■ **SUPPLIED PASSAGE**
************

Personal information
- Born: 2 October 1993 (age 32)

Chess career
- Country: Switzerland
- Title: Woman International Master (2020)
- Peak rating: 2184 (December 2017)

= Camille De Seroux =

Swiss chess player (born 1993)

Camille De Seroux (born 2 October 1993) is a Swiss chess player. She received the FIDE title of Woman International Master (WIM) in 2020.

==Biography==
Camille De Seroux five times won Swiss Youth Chess Championship in different girls age group: U12 (2005, 2006) and U16 (2007, 2008, 2009). In Swiss Women's Chess Championship she two times ranked second (2010, 2014) and once ranked third (2011).

In 2017, in Riga Camille De Seroux participated in Women's European Individual Chess Championship.

Camille De Seroux played for Switzerland in the Women's Chess Olympiads:
- In 2010, at reserve board in the 39th Chess Olympiad (women) in Khanty-Mansiysk (+5, =1, -3),
- In 2012, at fourth board in the 40th Chess Olympiad (women) in Istanbul (+5, =1, -4),
- In 2014, at fourth board in the 41st Chess Olympiad (women) in Tromsø (+3, =1, -4),
- In 2016, at fourth board in the 42nd Chess Olympiad (women) in Baku (+4, =3, -1),
- In 2018, at fourth board in the 43rd Chess Olympiad (women) in Batumi (+6, =0, -3).

************

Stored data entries
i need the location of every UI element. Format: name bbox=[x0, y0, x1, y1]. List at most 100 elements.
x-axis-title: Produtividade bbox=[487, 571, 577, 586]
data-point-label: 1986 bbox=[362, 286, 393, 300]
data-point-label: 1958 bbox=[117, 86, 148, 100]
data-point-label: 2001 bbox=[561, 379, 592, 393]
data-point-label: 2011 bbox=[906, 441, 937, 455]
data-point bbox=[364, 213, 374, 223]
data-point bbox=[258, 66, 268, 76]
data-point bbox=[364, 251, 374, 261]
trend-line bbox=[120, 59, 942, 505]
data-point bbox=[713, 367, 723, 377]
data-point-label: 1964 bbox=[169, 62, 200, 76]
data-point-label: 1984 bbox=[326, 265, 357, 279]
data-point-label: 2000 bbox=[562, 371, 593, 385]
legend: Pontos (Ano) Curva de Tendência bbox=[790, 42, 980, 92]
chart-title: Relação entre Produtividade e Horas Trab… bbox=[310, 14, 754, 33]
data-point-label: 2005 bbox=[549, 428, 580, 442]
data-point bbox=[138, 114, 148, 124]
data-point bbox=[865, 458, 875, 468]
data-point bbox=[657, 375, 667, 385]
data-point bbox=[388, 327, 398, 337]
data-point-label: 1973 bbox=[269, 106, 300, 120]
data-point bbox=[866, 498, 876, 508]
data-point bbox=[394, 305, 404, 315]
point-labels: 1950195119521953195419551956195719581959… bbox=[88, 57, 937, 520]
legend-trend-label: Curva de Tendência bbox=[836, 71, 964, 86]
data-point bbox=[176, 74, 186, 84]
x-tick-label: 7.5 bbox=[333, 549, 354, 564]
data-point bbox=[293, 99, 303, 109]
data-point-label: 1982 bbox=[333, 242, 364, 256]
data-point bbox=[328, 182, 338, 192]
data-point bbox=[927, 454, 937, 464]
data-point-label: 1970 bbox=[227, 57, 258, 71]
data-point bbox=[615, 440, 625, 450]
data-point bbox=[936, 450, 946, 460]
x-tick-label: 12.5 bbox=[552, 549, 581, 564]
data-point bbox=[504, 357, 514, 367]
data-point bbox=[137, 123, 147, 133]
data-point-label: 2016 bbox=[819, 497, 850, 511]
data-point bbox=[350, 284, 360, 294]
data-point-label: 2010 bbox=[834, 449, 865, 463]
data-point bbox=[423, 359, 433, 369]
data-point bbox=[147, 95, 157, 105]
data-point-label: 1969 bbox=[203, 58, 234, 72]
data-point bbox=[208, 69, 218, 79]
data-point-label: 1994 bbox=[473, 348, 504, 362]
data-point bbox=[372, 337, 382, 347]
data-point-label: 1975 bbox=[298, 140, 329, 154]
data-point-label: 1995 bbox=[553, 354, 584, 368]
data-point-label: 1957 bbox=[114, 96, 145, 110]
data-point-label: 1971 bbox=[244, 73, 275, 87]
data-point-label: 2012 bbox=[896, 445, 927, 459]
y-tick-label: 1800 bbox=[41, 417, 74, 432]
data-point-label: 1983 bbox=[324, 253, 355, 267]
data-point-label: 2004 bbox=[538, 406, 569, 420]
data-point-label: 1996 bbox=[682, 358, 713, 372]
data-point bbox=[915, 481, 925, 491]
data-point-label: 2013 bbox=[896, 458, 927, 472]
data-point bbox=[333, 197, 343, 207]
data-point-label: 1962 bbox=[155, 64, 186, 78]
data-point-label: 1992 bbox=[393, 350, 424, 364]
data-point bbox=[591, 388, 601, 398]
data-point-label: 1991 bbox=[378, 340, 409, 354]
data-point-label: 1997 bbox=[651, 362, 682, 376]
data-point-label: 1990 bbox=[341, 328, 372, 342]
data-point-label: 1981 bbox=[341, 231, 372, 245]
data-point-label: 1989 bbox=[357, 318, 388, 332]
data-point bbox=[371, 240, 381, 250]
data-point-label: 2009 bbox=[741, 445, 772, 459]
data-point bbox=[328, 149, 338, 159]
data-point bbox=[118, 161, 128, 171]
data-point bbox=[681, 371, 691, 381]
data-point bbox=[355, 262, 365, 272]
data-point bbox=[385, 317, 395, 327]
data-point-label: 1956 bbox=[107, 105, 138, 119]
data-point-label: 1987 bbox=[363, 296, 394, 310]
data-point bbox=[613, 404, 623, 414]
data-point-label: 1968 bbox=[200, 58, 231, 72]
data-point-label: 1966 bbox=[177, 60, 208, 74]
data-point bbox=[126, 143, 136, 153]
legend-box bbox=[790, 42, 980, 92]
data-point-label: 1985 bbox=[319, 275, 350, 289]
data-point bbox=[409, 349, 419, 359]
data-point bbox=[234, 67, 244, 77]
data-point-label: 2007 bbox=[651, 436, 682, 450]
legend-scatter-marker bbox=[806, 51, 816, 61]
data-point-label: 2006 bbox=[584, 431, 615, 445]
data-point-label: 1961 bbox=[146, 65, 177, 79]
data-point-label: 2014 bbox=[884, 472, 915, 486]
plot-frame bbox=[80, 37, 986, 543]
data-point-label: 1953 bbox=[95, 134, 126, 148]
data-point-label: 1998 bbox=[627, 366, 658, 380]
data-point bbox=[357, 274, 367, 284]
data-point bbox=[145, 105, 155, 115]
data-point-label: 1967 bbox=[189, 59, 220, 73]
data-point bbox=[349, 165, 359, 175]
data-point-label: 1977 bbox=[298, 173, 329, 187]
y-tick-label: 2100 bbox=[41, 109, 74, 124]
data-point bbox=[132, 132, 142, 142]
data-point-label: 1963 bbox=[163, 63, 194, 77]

************

■ **TASKS**
1) Using the Camille De Seroux article, decide whether each statement agrees with it. Answer yes or no for each and quote the words that decide it: (a) She won the Swiss Youth Chess Championship three times in the U16 girls group. (b) She played at reserve board in the 2016 Olympiad in Baku. (c) Her peak rating came in December 2017.
2) Write what comes next in the Camille De Seroux article, starting after its final line.

■ **OUTPUTS IN ORDER**
1)
(a) Yes: "U16 (2007, 2008, 2009)"
(b) No: "In 2016, at fourth board in the 42nd Chess Olympiad (women) in Baku"
(c) Yes: "Peak rating: 2184 (December 2017)"

2)
Camille De Seroux played for Switzerland in the European Team Chess Championships:
- In 2011, at third board in the 9th European Team Chess Championship (women) in Porto Carras (+3, =1, -5),
- In 2013, at fourth board in the 10th European Team Chess Championship (women) in Warsaw (+2, =1, -5),
- In 2015, at third board in the 11th European Team Chess Championship (women) in Reykjavík (+3, =0, -4),
- In 2017, at third board in the 12th European Team Chess Championship (women) in Crete (+4, =1, -3).
- In 2019, at third board in the 13th European Team Chess Championship (women) in Batumi (+4, =5, -0).